### Exercise directions:
Go through the entries and transcribe each one exactly, dropping the pictures.

**********

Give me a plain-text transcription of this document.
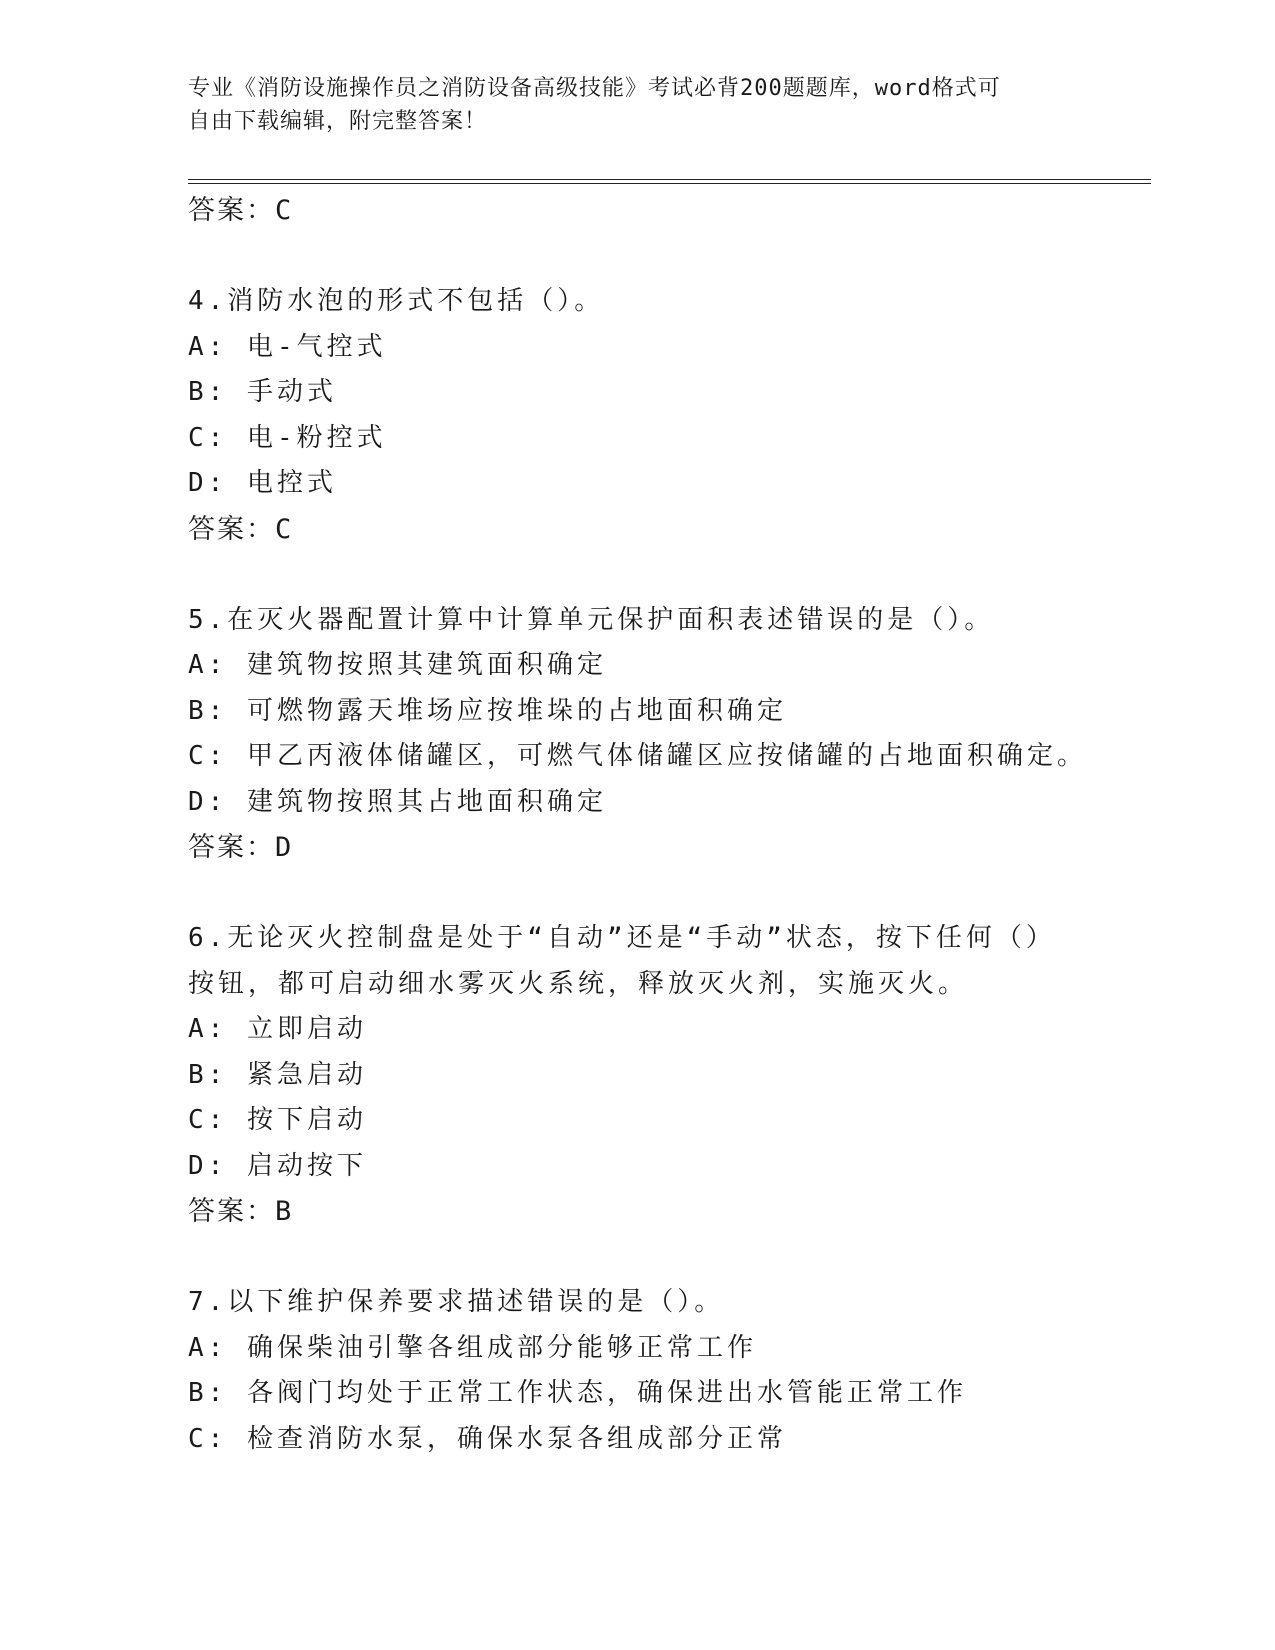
专业《消防设施操作员之消防设备高级技能》考试必背200题题库，word格式可
自由下载编辑，附完整答案！
答案：C
4.消防水泡的形式不包括（）。
A: 电-气控式
B: 手动式
C: 电-粉控式
D: 电控式
答案：C
5.在灭火器配置计算中计算单元保护面积表述错误的是（）。
A: 建筑物按照其建筑面积确定
B: 可燃物露天堆场应按堆垛的占地面积确定
C: 甲乙丙液体储罐区，可燃气体储罐区应按储罐的占地面积确定。
D: 建筑物按照其占地面积确定
答案：D
6.无论灭火控制盘是处于“自动”还是“手动”状态，按下任何（）
按钮，都可启动细水雾灭火系统，释放灭火剂，实施灭火。
A: 立即启动
B: 紧急启动
C: 按下启动
D: 启动按下
答案：B
7.以下维护保养要求描述错误的是（）。
A: 确保柴油引擎各组成部分能够正常工作
B: 各阀门均处于正常工作状态，确保进出水管能正常工作
C: 检查消防水泵，确保水泵各组成部分正常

**********

### Result:
Give me a plain-text transcription of this document.
专业《消防设施操作员之消防设备高级技能》考试必背200题题库，word格式可
自由下载编辑，附完整答案！
答案：C
4.消防水泡的形式不包括（）。
A: 电-气控式
B: 手动式
C: 电-粉控式
D: 电控式
答案：C
5.在灭火器配置计算中计算单元保护面积表述错误的是（）。
A: 建筑物按照其建筑面积确定
B: 可燃物露天堆场应按堆垛的占地面积确定
C: 甲乙丙液体储罐区，可燃气体储罐区应按储罐的占地面积确定。
D: 建筑物按照其占地面积确定
答案：D
6.无论灭火控制盘是处于“自动”还是“手动”状态，按下任何（）
按钮，都可启动细水雾灭火系统，释放灭火剂，实施灭火。
A: 立即启动
B: 紧急启动
C: 按下启动
D: 启动按下
答案：B
7.以下维护保养要求描述错误的是（）。
A: 确保柴油引擎各组成部分能够正常工作
B: 各阀门均处于正常工作状态，确保进出水管能正常工作
C: 检查消防水泵，确保水泵各组成部分正常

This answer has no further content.